==== Exercise inputs
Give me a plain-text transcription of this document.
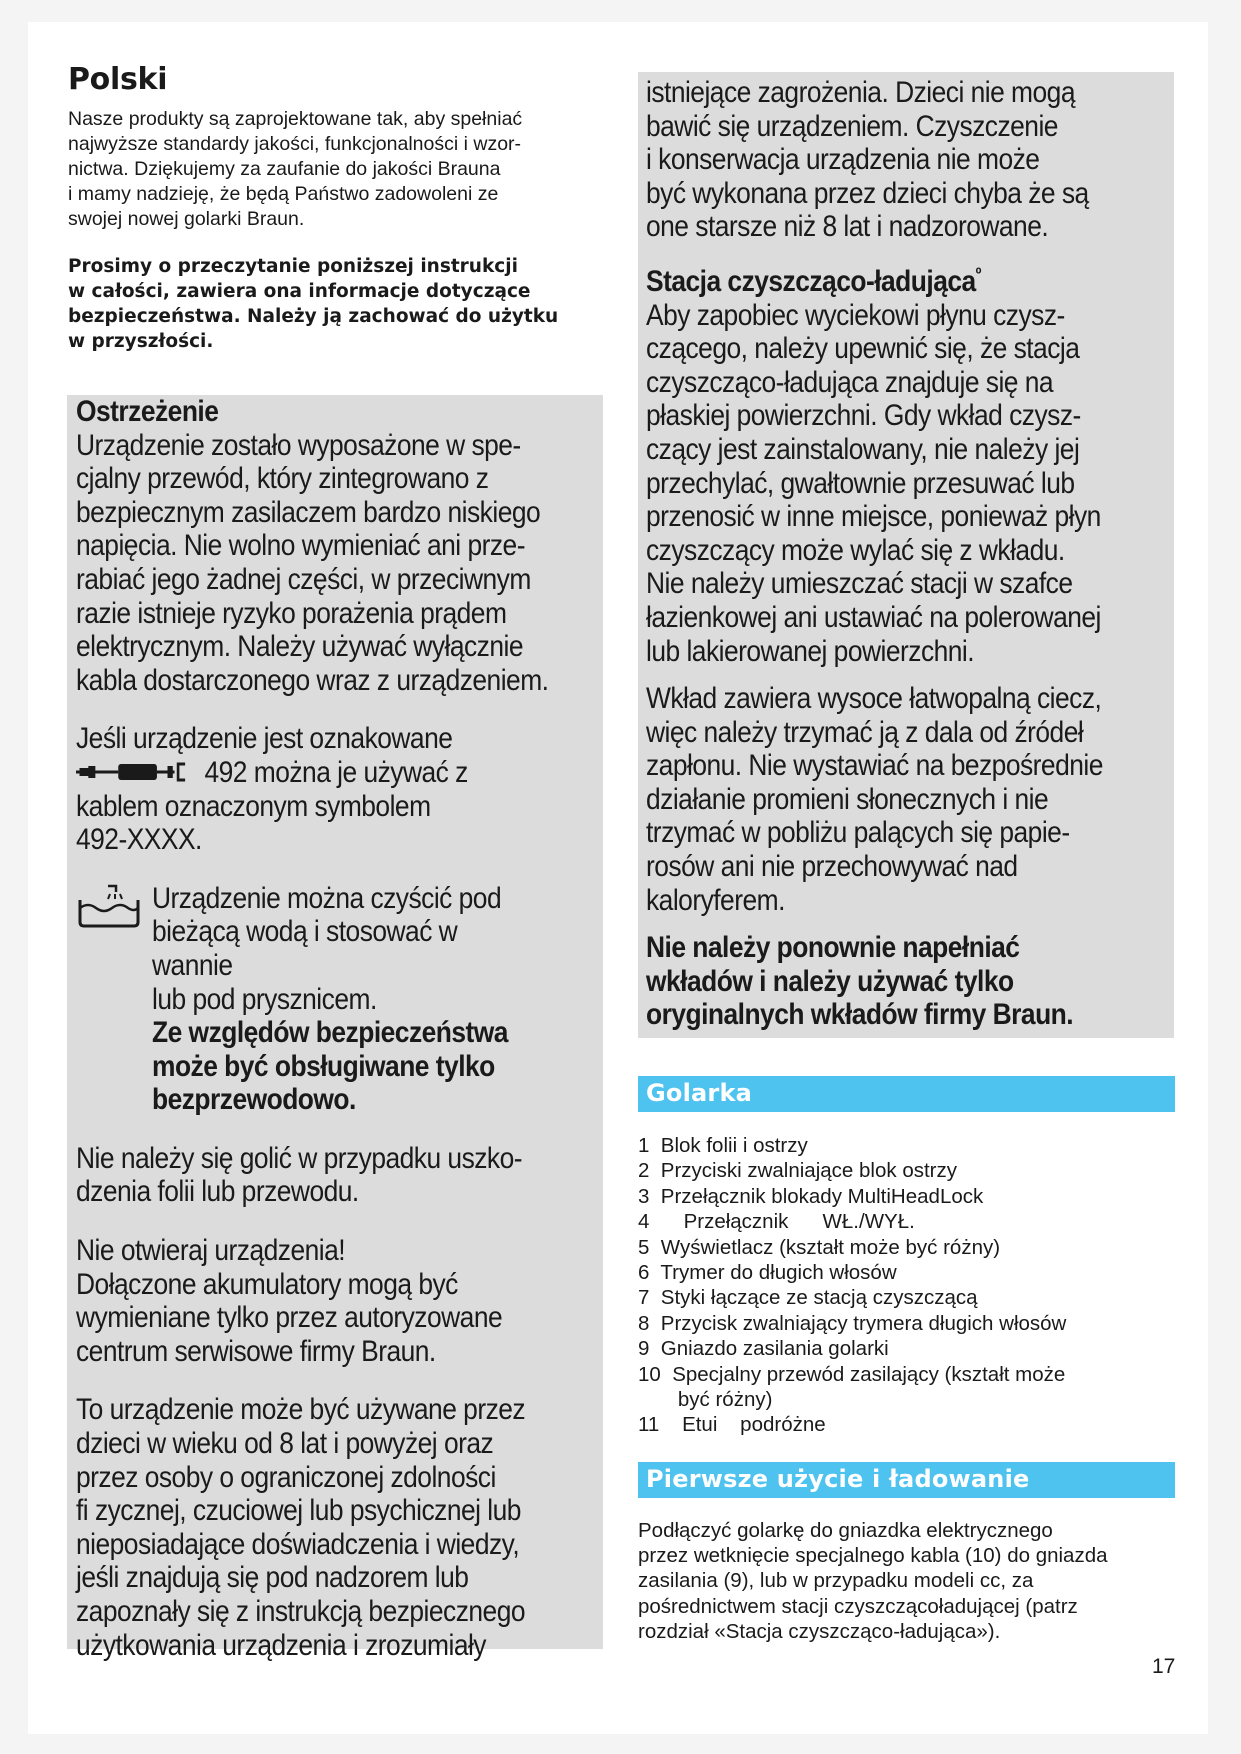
Polski
Nasze produkty są zaprojektowane tak, aby spełniać
najwyższe standardy jakości, funkcjonalności i wzor-
nictwa. Dziękujemy za zaufanie do jakości Brauna
i mamy nadzieję, że będą Państwo zadowoleni ze
swojej nowej golarki Braun.
Prosimy o przeczytanie poniższej instrukcji
w całości, zawiera ona informacje dotyczące
bezpieczeństwa. Należy ją zachować do użytku
w przyszłości.
Ostrzeżenie

Urządzenie zostało wyposażone w spe-

cjalny przewód, który zintegrowano z

bezpiecznym zasilaczem bardzo niskiego

napięcia. Nie wolno wymieniać ani prze-

rabiać jego żadnej części, w przeciwnym

razie istnieje ryzyko porażenia prądem

elektrycznym. Należy używać wyłącznie

kabla dostarczonego wraz z urządzeniem.

Jeśli urządzenie jest oznakowane

492 można je używać z

kablem oznaczonym symbolem

492-XXXX.

Urządzenie można czyścić pod

bieżącą wodą i stosować w wannie

lub pod prysznicem.

Ze względów bezpieczeństwa

może być obsługiwane tylko

bezprzewodowo.

Nie należy się golić w przypadku uszko-

dzenia folii lub przewodu.

Nie otwieraj urządzenia!

Dołączone akumulatory mogą być

wymieniane tylko przez autoryzowane

centrum serwisowe firmy Braun.

To urządzenie może być używane przez

dzieci w wieku od 8 lat i powyżej oraz

przez osoby o ograniczonej zdolności

fi zycznej, czuciowej lub psychicznej lub

nieposiadające doświadczenia i wiedzy,

jeśli znajdują się pod nadzorem lub

zapoznały się z instrukcją bezpiecznego

użytkowania urządzenia i zrozumiały

istniejące zagrożenia. Dzieci nie mogą

bawić się urządzeniem. Czyszczenie

i konserwacja urządzenia nie może

być wykonana przez dzieci chyba że są

one starsze niż 8 lat i nadzorowane.

Stacja czyszcząco-ładująca$^º$

Aby zapobiec wyciekowi płynu czysz-

czącego, należy upewnić się, że stacja

czyszcząco-ładująca znajduje się na

płaskiej powierzchni. Gdy wkład czysz-

czący jest zainstalowany, nie należy jej

przechylać, gwałtownie przesuwać lub

przenosić w inne miejsce, ponieważ płyn

czyszczący może wylać się z wkładu.

Nie należy umieszczać stacji w szafce

łazienkowej ani ustawiać na polerowanej

lub lakierowanej powierzchni.

Wkład zawiera wysoce łatwopalną ciecz,

więc należy trzymać ją z dala od źródeł

zapłonu. Nie wystawiać na bezpośrednie

działanie promieni słonecznych i nie

trzymać w pobliżu palących się papie-

rosów ani nie przechowywać nad

kaloryferem.

Nie należy ponownie napełniać

wkładów i należy używać tylko

oryginalnych wkładów firmy Braun.

Golarka
1  Blok folii i ostrzy
2  Przyciski zwalniające blok ostrzy
3  Przełącznik blokady MultiHeadLock
4      Przełącznik      WŁ./WYŁ.
5  Wyświetlacz (kształt może być różny)
6  Trymer do długich włosów
7  Styki łączące ze stacją czyszczącą
8  Przycisk zwalniający trymera długich włosów
9  Gniazdo zasilania golarki
10  Specjalny przewód zasilający (kształt może
być różny)
11    Etui    podróżne
Pierwsze użycie i ładowanie
Podłączyć golarkę do gniazdka elektrycznego
przez wetknięcie specjalnego kabla (10) do gniazda
zasilania (9), lub w przypadku modeli cc, za
pośrednictwem stacji czyszczącoładującej (patrz
rozdział «Stacja czyszcząco-ładująca»).
17
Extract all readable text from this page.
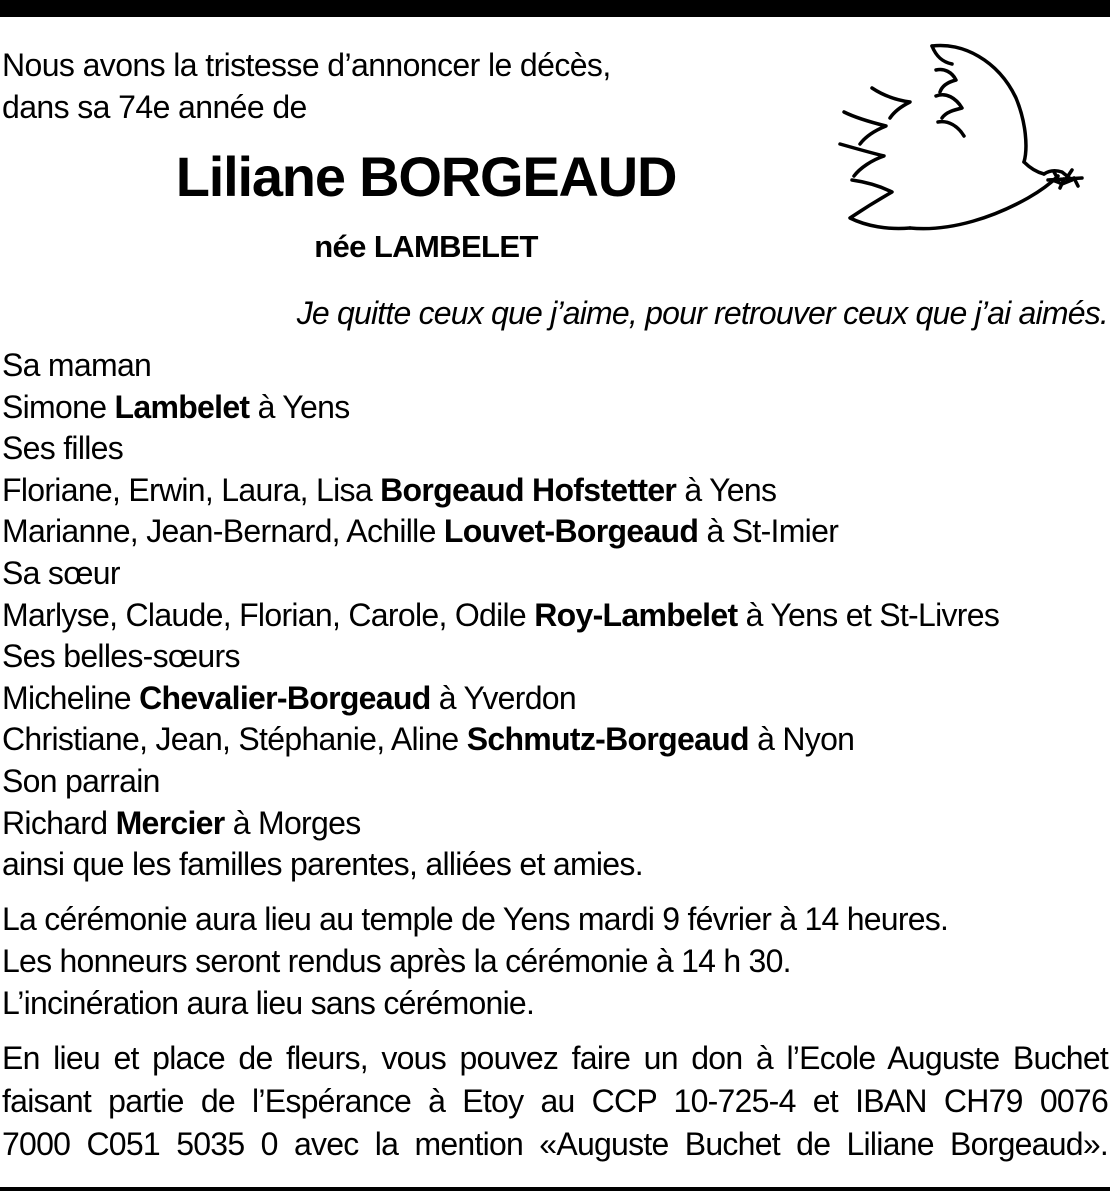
Nous avons la tristesse d’annoncer le décès,
dans sa 74e année de
Liliane BORGEAUD
née LAMBELET
Je quitte ceux que j’aime, pour retrouver ceux que j’ai aimés.
Sa maman
Simone Lambelet à Yens
Ses filles
Floriane, Erwin, Laura, Lisa Borgeaud Hofstetter à Yens
Marianne, Jean-Bernard, Achille Louvet-Borgeaud à St-Imier
Sa sœur
Marlyse, Claude, Florian, Carole, Odile Roy-Lambelet à Yens et St-Livres
Ses belles-sœurs
Micheline Chevalier-Borgeaud à Yverdon
Christiane, Jean, Stéphanie, Aline Schmutz-Borgeaud à Nyon
Son parrain
Richard Mercier à Morges
ainsi que les familles parentes, alliées et amies.
La cérémonie aura lieu au temple de Yens mardi 9 février à 14 heures.
Les honneurs seront rendus après la cérémonie à 14 h 30.
L’incinération aura lieu sans cérémonie.
En lieu et place de fleurs, vous pouvez faire un don à l’Ecole Auguste Buchet
faisant partie de l’Espérance à Etoy au CCP 10-725-4 et IBAN CH79 0076
7000 C051 5035 0 avec la mention «Auguste Buchet de Liliane Borgeaud».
========
**What is required:** Give back each entry exactly as it appears, with no pictures.

**Answer to the problem:**
Give me a plain-text transcription of this document.
Polski
Nasze produkty są zaprojektowane tak, aby spełniać
najwyższe standardy jakości, funkcjonalności i wzor-
nictwa. Dziękujemy za zaufanie do jakości Brauna
i mamy nadzieję, że będą Państwo zadowoleni ze
swojej nowej golarki Braun.
Prosimy o przeczytanie poniższej instrukcji
w całości, zawiera ona informacje dotyczące
bezpieczeństwa. Należy ją zachować do użytku
w przyszłości.
Ostrzeżenie

Urządzenie zostało wyposażone w spe-

cjalny przewód, który zintegrowano z

bezpiecznym zasilaczem bardzo niskiego

napięcia. Nie wolno wymieniać ani prze-

rabiać jego żadnej części, w przeciwnym

razie istnieje ryzyko porażenia prądem

elektrycznym. Należy używać wyłącznie

kabla dostarczonego wraz z urządzeniem.

Jeśli urządzenie jest oznakowane

492 można je używać z

kablem oznaczonym symbolem

492-XXXX.

Urządzenie można czyścić pod

bieżącą wodą i stosować w wannie

lub pod prysznicem.

Ze względów bezpieczeństwa

może być obsługiwane tylko

bezprzewodowo.

Nie należy się golić w przypadku uszko-

dzenia folii lub przewodu.

Nie otwieraj urządzenia!

Dołączone akumulatory mogą być

wymieniane tylko przez autoryzowane

centrum serwisowe firmy Braun.

To urządzenie może być używane przez

dzieci w wieku od 8 lat i powyżej oraz

przez osoby o ograniczonej zdolności

fi zycznej, czuciowej lub psychicznej lub

nieposiadające doświadczenia i wiedzy,

jeśli znajdują się pod nadzorem lub

zapoznały się z instrukcją bezpiecznego

użytkowania urządzenia i zrozumiały

istniejące zagrożenia. Dzieci nie mogą

bawić się urządzeniem. Czyszczenie

i konserwacja urządzenia nie może

być wykonana przez dzieci chyba że są

one starsze niż 8 lat i nadzorowane.

Stacja czyszcząco-ładująca$^º$

Aby zapobiec wyciekowi płynu czysz-

czącego, należy upewnić się, że stacja

czyszcząco-ładująca znajduje się na

płaskiej powierzchni. Gdy wkład czysz-

czący jest zainstalowany, nie należy jej

przechylać, gwałtownie przesuwać lub

przenosić w inne miejsce, ponieważ płyn

czyszczący może wylać się z wkładu.

Nie należy umieszczać stacji w szafce

łazienkowej ani ustawiać na polerowanej

lub lakierowanej powierzchni.

Wkład zawiera wysoce łatwopalną ciecz,

więc należy trzymać ją z dala od źródeł

zapłonu. Nie wystawiać na bezpośrednie

działanie promieni słonecznych i nie

trzymać w pobliżu palących się papie-

rosów ani nie przechowywać nad

kaloryferem.

Nie należy ponownie napełniać

wkładów i należy używać tylko

oryginalnych wkładów firmy Braun.

Golarka
1  Blok folii i ostrzy
2  Przyciski zwalniające blok ostrzy
3  Przełącznik blokady MultiHeadLock
4      Przełącznik      WŁ./WYŁ.
5  Wyświetlacz (kształt może być różny)
6  Trymer do długich włosów
7  Styki łączące ze stacją czyszczącą
8  Przycisk zwalniający trymera długich włosów
9  Gniazdo zasilania golarki
10  Specjalny przewód zasilający (kształt może
być różny)
11    Etui    podróżne
Pierwsze użycie i ładowanie
Podłączyć golarkę do gniazdka elektrycznego
przez wetknięcie specjalnego kabla (10) do gniazda
zasilania (9), lub w przypadku modeli cc, za
pośrednictwem stacji czyszczącoładującej (patrz
rozdział «Stacja czyszcząco-ładująca»).
17
Extract all readable text from this page.
Nous avons la tristesse d’annoncer le décès,
dans sa 74e année de
Liliane BORGEAUD
née LAMBELET
Je quitte ceux que j’aime, pour retrouver ceux que j’ai aimés.
Sa maman
Simone Lambelet à Yens
Ses filles
Floriane, Erwin, Laura, Lisa Borgeaud Hofstetter à Yens
Marianne, Jean-Bernard, Achille Louvet-Borgeaud à St-Imier
Sa sœur
Marlyse, Claude, Florian, Carole, Odile Roy-Lambelet à Yens et St-Livres
Ses belles-sœurs
Micheline Chevalier-Borgeaud à Yverdon
Christiane, Jean, Stéphanie, Aline Schmutz-Borgeaud à Nyon
Son parrain
Richard Mercier à Morges
ainsi que les familles parentes, alliées et amies.
La cérémonie aura lieu au temple de Yens mardi 9 février à 14 heures.
Les honneurs seront rendus après la cérémonie à 14 h 30.
L’incinération aura lieu sans cérémonie.
En lieu et place de fleurs, vous pouvez faire un don à l’Ecole Auguste Buchet
faisant partie de l’Espérance à Etoy au CCP 10-725-4 et IBAN CH79 0076
7000 C051 5035 0 avec la mention «Auguste Buchet de Liliane Borgeaud».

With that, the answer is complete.